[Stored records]
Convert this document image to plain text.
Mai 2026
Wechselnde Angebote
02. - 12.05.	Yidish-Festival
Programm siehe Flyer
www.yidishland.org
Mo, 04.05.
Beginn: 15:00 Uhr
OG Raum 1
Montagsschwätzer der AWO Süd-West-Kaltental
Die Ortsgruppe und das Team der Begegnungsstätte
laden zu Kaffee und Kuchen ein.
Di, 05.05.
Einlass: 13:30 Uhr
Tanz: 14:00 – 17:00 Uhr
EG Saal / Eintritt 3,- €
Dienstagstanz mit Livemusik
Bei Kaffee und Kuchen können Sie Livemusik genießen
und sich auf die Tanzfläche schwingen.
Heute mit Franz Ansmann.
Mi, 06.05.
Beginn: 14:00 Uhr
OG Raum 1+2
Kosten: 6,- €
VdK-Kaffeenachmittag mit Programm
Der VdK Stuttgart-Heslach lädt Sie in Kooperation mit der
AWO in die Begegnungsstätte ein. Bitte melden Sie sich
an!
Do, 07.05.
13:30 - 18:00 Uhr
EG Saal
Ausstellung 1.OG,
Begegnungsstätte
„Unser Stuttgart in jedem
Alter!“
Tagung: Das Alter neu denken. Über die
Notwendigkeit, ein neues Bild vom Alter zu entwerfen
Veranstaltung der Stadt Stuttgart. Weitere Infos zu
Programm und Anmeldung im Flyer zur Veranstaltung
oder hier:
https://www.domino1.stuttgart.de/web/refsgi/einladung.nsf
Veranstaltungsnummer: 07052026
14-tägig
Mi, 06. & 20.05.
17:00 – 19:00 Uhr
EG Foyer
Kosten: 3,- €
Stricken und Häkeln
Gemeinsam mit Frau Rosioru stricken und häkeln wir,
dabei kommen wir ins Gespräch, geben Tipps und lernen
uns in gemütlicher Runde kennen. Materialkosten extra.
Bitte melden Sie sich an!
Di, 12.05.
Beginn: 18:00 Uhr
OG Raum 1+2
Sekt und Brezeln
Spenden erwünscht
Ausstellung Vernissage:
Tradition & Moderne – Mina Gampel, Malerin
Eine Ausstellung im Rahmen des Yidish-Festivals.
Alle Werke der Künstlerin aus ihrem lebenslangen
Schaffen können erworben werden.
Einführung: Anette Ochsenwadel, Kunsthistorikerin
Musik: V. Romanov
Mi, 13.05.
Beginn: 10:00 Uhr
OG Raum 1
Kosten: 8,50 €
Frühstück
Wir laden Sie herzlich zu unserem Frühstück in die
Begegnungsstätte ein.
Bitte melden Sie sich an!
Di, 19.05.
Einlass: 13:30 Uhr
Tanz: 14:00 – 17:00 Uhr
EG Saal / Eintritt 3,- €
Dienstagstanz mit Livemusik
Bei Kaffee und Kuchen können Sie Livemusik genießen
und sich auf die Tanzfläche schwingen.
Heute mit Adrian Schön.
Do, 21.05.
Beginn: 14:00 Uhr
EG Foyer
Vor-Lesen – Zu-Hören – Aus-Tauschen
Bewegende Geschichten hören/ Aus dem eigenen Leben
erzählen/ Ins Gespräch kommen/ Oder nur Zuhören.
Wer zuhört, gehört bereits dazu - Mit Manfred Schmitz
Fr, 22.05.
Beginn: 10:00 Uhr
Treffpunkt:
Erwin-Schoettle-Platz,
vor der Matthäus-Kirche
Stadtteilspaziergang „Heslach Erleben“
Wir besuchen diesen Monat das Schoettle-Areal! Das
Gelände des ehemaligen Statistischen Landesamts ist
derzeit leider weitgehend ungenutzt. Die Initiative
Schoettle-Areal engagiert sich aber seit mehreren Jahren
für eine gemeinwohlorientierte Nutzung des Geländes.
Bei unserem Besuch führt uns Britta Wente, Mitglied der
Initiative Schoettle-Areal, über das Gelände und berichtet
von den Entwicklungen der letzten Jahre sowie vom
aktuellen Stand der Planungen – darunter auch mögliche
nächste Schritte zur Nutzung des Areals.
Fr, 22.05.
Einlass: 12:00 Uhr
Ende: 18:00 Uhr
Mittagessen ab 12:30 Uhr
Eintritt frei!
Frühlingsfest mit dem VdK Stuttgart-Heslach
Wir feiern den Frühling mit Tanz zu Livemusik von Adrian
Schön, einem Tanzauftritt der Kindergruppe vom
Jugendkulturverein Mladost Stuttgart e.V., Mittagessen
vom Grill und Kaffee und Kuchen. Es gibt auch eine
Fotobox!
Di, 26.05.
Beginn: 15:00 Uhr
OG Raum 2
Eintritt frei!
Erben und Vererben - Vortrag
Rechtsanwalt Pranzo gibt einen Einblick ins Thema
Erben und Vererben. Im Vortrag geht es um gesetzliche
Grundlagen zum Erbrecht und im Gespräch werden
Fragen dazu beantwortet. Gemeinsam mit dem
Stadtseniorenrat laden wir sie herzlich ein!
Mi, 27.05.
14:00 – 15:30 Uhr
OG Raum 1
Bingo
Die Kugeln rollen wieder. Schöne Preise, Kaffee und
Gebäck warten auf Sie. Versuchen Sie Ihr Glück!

WORK TO DO: Using the listing above, return all lines where the word "Gemeinsam" occurs.

EXERCISE RESULT:
Gemeinsam mit Frau Rosioru stricken und häkeln wir,
Fragen dazu beantwortet. Gemeinsam mit dem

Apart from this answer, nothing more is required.